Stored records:
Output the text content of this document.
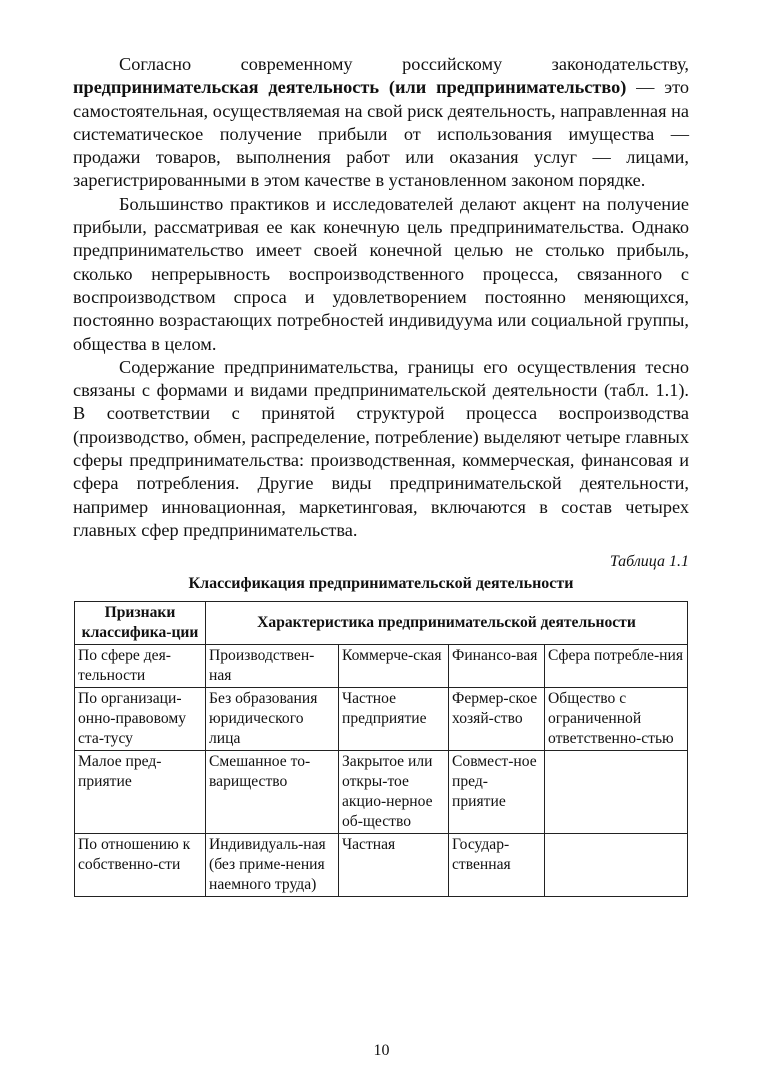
Согласно современному российскому законодательству, предпринимательская деятельность (или предпринимательство) — это самостоятельная, осуществляемая на свой риск деятельность, направленная на систематическое получение прибыли от использования имущества — продажи товаров, выполнения работ или оказания услуг — лицами, зарегистрированными в этом качестве в установленном законом порядке.

Большинство практиков и исследователей делают акцент на получение прибыли, рассматривая ее как конечную цель предпринимательства. Однако предпринимательство имеет своей конечной целью не столько прибыль, сколько непрерывность воспроизводственного процесса, связанного с воспроизводством спроса и удовлетворением постоянно меняющихся, постоянно возрастающих потребностей индивидуума или социальной группы, общества в целом.

Содержание предпринимательства, границы его осуществления тесно связаны с формами и видами предпринимательской деятельности (табл. 1.1). В соответствии с принятой структурой процесса воспроизводства (производство, обмен, распределение, потребление) выделяют четыре главных сферы предпринимательства: производственная, коммерческая, финансовая и сфера потребления. Другие виды предпринимательской деятельности, например инновационная, маркетинговая, включаются в состав четырех главных сфер предпринимательства.

Таблица 1.1
Классификация предпринимательской деятельности
Признаки классифика-ции	Характеристика предпринимательской деятельности			
По сфере дея-тельности	Производствен-ная	Коммерче-ская	Финансо-вая	Сфера потребле-ния
По организаци-онно-правовому ста-тусу	Без образования юридического лица	Частное предприятие	Фермер-ское хозяй-ство	Общество с ограниченной ответственно-стью
Малое пред-приятие	Смешанное то-варищество	Закрытое или откры-тое акцио-нерное об-щество	Совмест-ное пред-приятие	
По отношению к собственно-сти	Индивидуаль-ная (без приме-нения наемного труда)	Частная	Государ-ственная	
10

* [To do] Give back all entries exactly. No pictures belong in the copy.

* [Finished task]
Output the text content of this document.
Согласно современному российскому законодательству, предпринимательская деятельность (или предпринимательство) — это самостоятельная, осуществляемая на свой риск деятельность, направленная на систематическое получение прибыли от использования имущества — продажи товаров, выполнения работ или оказания услуг — лицами, зарегистрированными в этом качестве в установленном законом порядке.

Большинство практиков и исследователей делают акцент на получение прибыли, рассматривая ее как конечную цель предпринимательства. Однако предпринимательство имеет своей конечной целью не столько прибыль, сколько непрерывность воспроизводственного процесса, связанного с воспроизводством спроса и удовлетворением постоянно меняющихся, постоянно возрастающих потребностей индивидуума или социальной группы, общества в целом.

Содержание предпринимательства, границы его осуществления тесно связаны с формами и видами предпринимательской деятельности (табл. 1.1). В соответствии с принятой структурой процесса воспроизводства (производство, обмен, распределение, потребление) выделяют четыре главных сферы предпринимательства: производственная, коммерческая, финансовая и сфера потребления. Другие виды предпринимательской деятельности, например инновационная, маркетинговая, включаются в состав четырех главных сфер предпринимательства.

Таблица 1.1
Классификация предпринимательской деятельности
Признаки классифика-ции	Характеристика предпринимательской деятельности			
По сфере дея-тельности	Производствен-ная	Коммерче-ская	Финансо-вая	Сфера потребле-ния
По организаци-онно-правовому ста-тусу	Без образования юридического лица	Частное предприятие	Фермер-ское хозяй-ство	Общество с ограниченной ответственно-стью
Малое пред-приятие	Смешанное то-варищество	Закрытое или откры-тое акцио-нерное об-щество	Совмест-ное пред-приятие	
По отношению к собственно-сти	Индивидуаль-ная (без приме-нения наемного труда)	Частная	Государ-ственная	
10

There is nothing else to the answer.